### [ÜBUNGSTEXT]
Music is the healing force of the universe“, hat Albert Ayler schon gewusst, und in das gleiche Horn stößt auch der Musikwissenschaftler und Entertainer Markus Henrik alias Dr. Pop. In seinem Hörbuch Dr. Pops musikalische Sprechstunde versucht er sich dem Phänomen, wozu Musik alles gut sein kann, auf vielfältige Weise zu nähern. Dazu greift er auf wissenschaftliche Studien genauso zurück wie auf persönliche Erfahrungen – dass mit Musik alles besser geht, weiß ja bekanntlich schon der Volksmund. Bis in die Ur- und Frühgeschichte reicht der wissenschaftliche Erfahrungshorizont. Dass unsere Vorfahren bei der Jagd gesungen haben, dass man Musikinstrumente gefunden hat, die Tausende von Jahren alt sind – all das vermittelt Dr. Pop durchaus unterhaltsam und sehr eloquent.

### [AUFGABENLISTE]
a) Prüfe, ob die folgenden Aussagen mit dem Text über Dr. Pops Hörbuch übereinstimmen, und beantworte jede mit Ja oder Nein samt den entscheidenden Worten des Textes als wörtlichem Zitat. (i) Markus Henrik tritt unter dem Namen Dr. Pop auf. (ii) Dr. Pop stützt sich ausschließlich auf persönliche Erfahrungen. (iii) Es wurden Musikinstrumente gefunden, die Tausende von Jahren alt sind.
b) Setze den Text über Dr. Pops Hörbuch im Anschluss an seinen letzten Satz fort.
Die Einträge spielen hierfür keine Rolle.

### [VORLIEGENDE EINTRÄGE]
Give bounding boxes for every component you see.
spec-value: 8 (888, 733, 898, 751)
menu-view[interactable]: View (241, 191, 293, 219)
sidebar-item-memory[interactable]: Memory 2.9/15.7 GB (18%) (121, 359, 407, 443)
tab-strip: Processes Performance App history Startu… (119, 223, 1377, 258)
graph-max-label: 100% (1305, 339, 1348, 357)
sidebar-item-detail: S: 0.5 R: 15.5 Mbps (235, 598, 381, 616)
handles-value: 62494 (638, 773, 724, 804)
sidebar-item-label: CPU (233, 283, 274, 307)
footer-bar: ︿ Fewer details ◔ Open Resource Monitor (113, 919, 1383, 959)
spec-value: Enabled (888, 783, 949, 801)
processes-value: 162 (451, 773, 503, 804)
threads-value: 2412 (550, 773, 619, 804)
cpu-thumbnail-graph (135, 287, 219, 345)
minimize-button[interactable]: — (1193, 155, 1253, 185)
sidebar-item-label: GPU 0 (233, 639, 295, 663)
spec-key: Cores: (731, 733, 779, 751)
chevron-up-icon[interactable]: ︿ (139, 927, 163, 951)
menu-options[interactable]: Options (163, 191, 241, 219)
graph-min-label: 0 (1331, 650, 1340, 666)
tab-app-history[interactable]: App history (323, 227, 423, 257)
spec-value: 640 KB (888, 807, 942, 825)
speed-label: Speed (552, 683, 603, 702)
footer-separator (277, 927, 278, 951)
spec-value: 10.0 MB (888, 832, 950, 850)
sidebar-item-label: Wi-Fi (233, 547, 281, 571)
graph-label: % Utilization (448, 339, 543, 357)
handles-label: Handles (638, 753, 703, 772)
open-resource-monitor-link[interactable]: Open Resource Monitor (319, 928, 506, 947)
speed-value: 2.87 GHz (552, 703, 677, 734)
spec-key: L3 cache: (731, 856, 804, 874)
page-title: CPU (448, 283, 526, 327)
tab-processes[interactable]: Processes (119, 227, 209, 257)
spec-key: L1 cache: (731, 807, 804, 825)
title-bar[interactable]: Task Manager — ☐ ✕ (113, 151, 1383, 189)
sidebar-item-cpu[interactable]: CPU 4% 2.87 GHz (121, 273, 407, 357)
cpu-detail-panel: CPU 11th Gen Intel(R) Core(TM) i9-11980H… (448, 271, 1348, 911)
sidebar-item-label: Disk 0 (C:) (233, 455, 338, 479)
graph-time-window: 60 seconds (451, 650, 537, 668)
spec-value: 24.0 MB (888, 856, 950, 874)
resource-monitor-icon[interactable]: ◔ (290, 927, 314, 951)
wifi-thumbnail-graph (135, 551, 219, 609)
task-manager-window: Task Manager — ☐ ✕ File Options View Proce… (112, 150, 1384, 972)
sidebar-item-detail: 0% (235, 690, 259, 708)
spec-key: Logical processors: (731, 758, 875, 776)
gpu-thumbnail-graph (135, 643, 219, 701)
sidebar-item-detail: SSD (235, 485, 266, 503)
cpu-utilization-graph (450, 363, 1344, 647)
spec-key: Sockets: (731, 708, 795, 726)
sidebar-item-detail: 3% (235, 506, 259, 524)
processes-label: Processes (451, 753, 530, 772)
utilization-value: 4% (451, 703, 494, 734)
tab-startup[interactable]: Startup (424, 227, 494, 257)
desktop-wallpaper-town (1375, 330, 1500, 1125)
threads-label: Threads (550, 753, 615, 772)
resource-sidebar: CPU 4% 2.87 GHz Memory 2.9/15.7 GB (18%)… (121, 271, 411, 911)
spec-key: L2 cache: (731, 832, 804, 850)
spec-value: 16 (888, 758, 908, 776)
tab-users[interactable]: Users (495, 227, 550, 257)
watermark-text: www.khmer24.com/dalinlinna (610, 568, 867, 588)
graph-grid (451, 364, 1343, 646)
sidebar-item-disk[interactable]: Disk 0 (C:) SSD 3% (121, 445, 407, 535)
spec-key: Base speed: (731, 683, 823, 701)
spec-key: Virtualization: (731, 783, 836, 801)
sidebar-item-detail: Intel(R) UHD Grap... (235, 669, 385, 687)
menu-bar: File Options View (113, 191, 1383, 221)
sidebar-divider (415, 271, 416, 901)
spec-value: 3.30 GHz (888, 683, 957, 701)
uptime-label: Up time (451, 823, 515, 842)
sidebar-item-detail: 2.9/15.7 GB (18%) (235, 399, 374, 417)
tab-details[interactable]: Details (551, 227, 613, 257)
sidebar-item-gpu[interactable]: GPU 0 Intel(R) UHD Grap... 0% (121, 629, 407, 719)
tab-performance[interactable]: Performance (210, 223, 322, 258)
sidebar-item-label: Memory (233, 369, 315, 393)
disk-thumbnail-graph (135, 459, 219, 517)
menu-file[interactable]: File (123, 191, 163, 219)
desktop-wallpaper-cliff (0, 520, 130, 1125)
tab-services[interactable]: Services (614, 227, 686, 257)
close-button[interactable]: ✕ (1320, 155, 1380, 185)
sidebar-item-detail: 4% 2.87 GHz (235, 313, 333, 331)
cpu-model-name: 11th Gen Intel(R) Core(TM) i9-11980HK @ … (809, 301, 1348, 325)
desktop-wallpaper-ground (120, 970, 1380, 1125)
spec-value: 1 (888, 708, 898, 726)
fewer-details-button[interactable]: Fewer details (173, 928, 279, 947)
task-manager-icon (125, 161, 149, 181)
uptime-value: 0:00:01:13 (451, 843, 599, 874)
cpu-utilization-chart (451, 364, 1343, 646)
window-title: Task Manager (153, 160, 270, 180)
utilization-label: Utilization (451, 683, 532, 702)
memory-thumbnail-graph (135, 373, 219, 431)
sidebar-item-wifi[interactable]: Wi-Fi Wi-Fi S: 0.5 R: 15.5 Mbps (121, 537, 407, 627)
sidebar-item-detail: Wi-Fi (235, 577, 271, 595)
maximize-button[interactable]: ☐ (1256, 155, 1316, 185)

### [ERGEBNISSE JE AUFGABE]
a)
(i) Ja: „der Musikwissenschaftler und Entertainer Markus Henrik alias Dr. Pop“
(ii) Nein: „Dazu greift er auf wissenschaftliche Studien genauso zurück wie auf persönliche Erfahrungen“
(iii) Ja: „dass man Musikinstrumente gefunden hat, die Tausende von Jahren alt sind“

b)
Singen lindert Ängste, stärkt das Selbstbewusstsein, sorgt für Glücksgefühle und beugt seelischen Erkrankungen vor. Mit Erkenntnissen wie diesen will Dr. Pop vor allem für das aktive Singen und Musizieren motivieren, was ihm hoch anzurechnen ist. Er hat aber auch Verständnis für den passiven Musikkonsumenten, der Musik vor allem auf dem Handy oder der heimischen Stereoanlage goutiert. Auch das ist gesund, denn Musik kann nachweislich Schmerzen lindern. In Studien wurde gezeigt, dass Musik nach einer Operation den Einsatz von Morphin um ein Drittel reduzieren kann.

Musik kann sogar zu Leistungssteigerungen beim Sport führen, man läuft schneller, wenn man dabei Musik hört. Musik treibt an und sorgt gleichzeitig für Entspannung. Das gilt aber nicht für professionelle Musiker, denn die hören zu genau hin und geraten dadurch aus dem Rhythmus.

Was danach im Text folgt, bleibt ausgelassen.